■ Task statement:
Filter the listing and keep only the lines with the word "Cash".

■ Stored data:

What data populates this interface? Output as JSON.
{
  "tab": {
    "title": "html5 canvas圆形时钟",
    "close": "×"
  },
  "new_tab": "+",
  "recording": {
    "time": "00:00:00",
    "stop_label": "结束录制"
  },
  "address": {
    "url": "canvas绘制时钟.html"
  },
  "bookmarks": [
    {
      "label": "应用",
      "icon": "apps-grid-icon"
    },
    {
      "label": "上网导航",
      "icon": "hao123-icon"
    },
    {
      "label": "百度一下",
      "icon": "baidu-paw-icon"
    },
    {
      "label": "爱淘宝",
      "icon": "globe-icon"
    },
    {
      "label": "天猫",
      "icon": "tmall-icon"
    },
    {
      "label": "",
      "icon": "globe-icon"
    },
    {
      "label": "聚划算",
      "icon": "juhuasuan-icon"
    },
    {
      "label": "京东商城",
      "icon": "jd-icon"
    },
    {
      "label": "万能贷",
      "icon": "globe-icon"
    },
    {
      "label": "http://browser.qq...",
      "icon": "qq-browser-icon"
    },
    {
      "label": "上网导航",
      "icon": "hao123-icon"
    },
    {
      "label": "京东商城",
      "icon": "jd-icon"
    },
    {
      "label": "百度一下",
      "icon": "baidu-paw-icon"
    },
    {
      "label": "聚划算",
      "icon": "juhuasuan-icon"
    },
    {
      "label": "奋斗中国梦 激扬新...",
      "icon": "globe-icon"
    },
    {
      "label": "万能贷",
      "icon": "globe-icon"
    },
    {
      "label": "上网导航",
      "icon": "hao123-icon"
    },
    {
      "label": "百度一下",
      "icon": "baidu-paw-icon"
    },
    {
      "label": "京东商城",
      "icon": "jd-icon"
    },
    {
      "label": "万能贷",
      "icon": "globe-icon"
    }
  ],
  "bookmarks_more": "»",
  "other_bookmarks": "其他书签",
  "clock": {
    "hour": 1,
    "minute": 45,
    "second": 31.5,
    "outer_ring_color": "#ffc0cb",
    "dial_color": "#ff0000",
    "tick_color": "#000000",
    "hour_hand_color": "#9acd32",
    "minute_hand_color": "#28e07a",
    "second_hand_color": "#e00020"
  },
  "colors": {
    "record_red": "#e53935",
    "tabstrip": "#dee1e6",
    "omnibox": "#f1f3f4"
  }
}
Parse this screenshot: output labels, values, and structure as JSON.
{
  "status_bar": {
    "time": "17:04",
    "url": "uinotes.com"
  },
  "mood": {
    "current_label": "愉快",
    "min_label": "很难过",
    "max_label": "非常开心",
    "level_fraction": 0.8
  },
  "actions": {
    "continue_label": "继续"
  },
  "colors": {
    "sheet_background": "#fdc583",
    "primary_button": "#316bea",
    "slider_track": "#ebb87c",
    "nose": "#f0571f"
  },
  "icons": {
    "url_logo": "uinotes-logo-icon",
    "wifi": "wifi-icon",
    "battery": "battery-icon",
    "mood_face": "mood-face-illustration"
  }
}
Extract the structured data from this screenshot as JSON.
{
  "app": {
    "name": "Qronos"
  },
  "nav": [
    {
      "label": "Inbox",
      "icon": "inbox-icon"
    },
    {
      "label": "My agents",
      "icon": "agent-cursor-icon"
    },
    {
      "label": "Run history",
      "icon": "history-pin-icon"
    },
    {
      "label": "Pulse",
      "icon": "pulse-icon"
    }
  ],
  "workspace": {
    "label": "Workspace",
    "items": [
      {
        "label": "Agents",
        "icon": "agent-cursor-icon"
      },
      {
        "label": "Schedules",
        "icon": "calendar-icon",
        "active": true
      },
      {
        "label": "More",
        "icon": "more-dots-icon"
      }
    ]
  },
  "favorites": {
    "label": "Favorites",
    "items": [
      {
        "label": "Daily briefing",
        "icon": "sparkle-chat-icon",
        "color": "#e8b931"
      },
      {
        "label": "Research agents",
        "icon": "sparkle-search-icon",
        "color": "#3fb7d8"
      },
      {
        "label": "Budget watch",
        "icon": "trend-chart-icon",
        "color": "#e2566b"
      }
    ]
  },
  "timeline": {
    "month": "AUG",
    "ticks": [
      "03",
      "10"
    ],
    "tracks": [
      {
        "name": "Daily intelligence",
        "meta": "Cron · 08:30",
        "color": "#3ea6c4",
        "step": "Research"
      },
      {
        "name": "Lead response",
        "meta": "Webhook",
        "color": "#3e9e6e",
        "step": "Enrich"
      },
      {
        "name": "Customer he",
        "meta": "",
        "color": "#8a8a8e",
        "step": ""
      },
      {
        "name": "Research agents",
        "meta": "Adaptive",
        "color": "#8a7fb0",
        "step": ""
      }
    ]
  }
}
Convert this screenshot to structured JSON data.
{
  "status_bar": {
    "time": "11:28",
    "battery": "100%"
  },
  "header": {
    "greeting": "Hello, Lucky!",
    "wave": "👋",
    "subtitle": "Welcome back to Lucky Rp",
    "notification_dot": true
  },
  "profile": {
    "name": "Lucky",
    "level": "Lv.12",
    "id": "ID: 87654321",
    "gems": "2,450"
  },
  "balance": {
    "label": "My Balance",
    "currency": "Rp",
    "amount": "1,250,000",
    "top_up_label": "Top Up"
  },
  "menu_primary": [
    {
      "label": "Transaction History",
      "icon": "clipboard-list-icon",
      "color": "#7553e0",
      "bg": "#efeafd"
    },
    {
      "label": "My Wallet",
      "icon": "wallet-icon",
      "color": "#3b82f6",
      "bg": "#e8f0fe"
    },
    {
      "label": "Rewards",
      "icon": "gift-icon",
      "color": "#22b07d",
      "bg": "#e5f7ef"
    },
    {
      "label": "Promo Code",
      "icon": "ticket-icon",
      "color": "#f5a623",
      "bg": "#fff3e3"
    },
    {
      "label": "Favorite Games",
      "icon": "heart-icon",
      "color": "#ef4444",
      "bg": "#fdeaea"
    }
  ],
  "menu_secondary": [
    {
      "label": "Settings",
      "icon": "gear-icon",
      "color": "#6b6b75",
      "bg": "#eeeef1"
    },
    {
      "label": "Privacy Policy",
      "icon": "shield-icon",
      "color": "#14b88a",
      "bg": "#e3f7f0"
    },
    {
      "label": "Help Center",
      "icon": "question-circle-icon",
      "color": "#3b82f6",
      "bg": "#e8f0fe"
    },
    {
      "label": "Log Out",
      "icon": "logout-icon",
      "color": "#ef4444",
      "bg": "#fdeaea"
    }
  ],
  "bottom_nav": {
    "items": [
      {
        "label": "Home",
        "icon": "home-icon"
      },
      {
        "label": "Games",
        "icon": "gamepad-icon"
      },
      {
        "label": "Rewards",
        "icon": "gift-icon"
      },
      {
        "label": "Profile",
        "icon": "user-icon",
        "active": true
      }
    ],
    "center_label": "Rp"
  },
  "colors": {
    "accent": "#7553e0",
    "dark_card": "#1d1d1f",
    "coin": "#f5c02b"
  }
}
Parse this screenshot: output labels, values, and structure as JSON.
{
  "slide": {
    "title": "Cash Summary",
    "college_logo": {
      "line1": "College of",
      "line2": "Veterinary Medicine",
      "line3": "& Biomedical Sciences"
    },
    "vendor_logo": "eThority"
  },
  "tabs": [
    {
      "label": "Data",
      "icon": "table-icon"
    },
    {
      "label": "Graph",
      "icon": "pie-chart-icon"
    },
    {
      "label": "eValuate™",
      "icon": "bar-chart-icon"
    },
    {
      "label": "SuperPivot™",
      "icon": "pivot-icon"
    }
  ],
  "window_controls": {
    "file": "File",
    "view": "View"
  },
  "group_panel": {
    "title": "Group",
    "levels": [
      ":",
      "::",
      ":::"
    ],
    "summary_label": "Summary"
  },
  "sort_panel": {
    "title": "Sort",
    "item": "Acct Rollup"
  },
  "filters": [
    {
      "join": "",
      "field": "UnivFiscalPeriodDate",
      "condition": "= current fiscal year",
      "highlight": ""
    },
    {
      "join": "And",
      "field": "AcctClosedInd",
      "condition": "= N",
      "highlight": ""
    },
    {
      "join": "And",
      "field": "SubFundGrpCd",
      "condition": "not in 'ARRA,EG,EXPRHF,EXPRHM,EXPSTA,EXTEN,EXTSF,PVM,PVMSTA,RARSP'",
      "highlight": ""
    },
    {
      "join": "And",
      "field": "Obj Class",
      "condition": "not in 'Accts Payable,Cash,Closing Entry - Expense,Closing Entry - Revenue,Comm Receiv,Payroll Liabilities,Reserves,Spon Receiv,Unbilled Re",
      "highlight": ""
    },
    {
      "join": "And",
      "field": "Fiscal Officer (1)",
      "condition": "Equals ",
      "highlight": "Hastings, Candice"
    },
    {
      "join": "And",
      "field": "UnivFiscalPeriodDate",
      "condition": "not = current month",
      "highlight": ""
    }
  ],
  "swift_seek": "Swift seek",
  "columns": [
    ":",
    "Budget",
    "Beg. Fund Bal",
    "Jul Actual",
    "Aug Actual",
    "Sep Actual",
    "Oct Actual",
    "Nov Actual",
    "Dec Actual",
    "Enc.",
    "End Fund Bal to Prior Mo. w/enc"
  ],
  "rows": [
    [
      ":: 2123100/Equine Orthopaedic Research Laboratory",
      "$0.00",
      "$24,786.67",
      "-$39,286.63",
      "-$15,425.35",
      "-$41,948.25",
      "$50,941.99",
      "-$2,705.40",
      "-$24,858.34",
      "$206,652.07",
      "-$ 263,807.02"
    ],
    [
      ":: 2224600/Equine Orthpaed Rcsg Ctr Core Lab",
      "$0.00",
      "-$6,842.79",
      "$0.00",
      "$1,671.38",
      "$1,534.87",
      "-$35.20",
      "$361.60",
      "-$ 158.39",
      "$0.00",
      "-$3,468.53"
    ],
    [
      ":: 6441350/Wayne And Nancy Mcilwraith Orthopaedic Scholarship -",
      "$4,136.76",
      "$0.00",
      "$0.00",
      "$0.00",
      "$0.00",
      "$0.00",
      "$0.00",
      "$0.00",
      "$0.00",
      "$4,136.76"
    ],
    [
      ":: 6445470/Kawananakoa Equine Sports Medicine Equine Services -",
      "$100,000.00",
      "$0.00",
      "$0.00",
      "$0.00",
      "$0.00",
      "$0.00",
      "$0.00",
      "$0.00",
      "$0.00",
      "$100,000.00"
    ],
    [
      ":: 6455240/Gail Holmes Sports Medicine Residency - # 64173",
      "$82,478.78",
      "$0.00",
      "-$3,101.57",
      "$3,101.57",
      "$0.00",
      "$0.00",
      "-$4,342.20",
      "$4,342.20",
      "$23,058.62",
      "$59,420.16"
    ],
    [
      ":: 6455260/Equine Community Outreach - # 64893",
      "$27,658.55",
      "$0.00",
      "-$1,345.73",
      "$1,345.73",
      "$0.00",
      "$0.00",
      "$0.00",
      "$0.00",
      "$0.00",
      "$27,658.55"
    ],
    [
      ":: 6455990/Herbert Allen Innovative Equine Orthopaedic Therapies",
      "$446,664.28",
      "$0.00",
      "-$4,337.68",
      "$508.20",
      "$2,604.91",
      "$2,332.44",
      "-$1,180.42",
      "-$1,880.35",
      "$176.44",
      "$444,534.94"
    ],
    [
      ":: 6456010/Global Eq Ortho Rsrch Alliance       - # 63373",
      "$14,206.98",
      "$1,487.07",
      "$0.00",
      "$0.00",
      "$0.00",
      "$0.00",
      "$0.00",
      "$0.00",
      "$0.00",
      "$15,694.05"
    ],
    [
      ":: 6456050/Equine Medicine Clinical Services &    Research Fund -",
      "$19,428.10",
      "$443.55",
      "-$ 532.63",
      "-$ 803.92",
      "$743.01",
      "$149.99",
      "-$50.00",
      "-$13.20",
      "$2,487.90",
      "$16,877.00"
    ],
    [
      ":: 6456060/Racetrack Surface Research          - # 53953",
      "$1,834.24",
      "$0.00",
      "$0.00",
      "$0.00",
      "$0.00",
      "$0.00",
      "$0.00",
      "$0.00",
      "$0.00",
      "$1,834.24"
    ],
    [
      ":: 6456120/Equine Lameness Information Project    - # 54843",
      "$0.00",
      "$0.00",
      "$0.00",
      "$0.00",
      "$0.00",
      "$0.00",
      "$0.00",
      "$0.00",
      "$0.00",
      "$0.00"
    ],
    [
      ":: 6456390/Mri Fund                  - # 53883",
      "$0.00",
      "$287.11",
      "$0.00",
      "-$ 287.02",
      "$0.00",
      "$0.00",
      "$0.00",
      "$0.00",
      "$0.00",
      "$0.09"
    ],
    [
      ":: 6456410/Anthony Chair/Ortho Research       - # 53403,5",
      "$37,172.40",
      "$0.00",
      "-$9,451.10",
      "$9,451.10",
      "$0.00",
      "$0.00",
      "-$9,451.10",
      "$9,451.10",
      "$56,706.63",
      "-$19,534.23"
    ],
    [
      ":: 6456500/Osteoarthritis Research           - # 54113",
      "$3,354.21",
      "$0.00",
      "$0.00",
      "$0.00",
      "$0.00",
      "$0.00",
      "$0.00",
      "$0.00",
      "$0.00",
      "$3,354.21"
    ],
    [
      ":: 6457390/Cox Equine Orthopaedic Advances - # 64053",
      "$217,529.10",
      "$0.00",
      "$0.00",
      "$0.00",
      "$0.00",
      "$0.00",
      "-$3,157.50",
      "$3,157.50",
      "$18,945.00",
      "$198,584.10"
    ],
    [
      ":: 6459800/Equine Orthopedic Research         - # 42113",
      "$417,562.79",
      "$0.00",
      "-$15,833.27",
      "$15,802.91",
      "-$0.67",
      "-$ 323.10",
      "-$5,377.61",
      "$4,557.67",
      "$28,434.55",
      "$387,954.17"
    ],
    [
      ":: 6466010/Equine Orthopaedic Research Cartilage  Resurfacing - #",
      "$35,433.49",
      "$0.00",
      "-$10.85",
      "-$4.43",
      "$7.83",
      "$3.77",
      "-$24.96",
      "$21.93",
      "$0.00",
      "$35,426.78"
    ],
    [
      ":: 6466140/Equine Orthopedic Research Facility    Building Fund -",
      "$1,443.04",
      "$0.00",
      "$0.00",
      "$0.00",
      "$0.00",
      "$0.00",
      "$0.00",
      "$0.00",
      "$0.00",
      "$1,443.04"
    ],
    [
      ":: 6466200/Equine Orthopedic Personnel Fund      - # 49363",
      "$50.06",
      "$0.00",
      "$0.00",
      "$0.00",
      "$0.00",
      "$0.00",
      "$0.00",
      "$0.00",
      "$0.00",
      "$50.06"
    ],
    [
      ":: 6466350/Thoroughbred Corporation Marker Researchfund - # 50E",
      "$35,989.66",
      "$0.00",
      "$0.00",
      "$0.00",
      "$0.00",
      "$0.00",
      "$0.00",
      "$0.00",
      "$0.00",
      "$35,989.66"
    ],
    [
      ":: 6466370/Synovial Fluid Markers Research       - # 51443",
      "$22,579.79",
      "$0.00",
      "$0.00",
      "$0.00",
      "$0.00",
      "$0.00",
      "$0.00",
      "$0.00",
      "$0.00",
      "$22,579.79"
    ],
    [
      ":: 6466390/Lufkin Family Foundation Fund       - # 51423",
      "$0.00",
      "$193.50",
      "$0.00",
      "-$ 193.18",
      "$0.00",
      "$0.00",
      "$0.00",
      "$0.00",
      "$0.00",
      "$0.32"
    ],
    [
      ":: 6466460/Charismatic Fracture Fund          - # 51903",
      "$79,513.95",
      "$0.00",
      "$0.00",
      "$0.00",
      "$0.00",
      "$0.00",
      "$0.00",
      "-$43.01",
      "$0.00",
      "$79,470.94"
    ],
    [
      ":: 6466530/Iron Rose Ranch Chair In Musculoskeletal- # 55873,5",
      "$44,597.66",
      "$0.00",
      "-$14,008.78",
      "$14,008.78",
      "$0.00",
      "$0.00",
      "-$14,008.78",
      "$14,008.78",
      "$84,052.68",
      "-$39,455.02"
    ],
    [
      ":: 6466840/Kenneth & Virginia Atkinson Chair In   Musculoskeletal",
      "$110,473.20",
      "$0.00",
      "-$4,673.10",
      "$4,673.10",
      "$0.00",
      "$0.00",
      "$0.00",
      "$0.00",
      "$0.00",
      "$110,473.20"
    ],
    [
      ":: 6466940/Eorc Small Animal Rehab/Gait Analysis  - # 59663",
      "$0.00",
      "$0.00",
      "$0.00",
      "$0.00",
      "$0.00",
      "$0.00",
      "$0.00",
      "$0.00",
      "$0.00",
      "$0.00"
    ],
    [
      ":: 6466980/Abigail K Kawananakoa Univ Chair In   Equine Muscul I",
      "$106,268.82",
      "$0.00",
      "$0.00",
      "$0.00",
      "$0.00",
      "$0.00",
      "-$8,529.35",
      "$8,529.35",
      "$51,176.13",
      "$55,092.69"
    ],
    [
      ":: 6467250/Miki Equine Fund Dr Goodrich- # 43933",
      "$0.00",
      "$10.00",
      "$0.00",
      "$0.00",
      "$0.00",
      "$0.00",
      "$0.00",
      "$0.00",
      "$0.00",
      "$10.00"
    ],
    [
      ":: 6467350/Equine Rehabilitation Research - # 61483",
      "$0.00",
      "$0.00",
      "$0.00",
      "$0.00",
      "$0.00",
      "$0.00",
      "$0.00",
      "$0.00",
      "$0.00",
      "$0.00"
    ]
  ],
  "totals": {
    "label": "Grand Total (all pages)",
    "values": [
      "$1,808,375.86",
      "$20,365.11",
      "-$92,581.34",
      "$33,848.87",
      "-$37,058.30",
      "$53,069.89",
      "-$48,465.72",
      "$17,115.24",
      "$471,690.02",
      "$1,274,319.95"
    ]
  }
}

■ Answer to this task:
    "title": "Cash Summary",
      "condition": "not in 'Accts Payable,Cash,Closing Entry - Expense,Closing Entry - Revenue,Comm Receiv,Payroll Liabilities,Reserves,Spon Receiv,Unbilled Re",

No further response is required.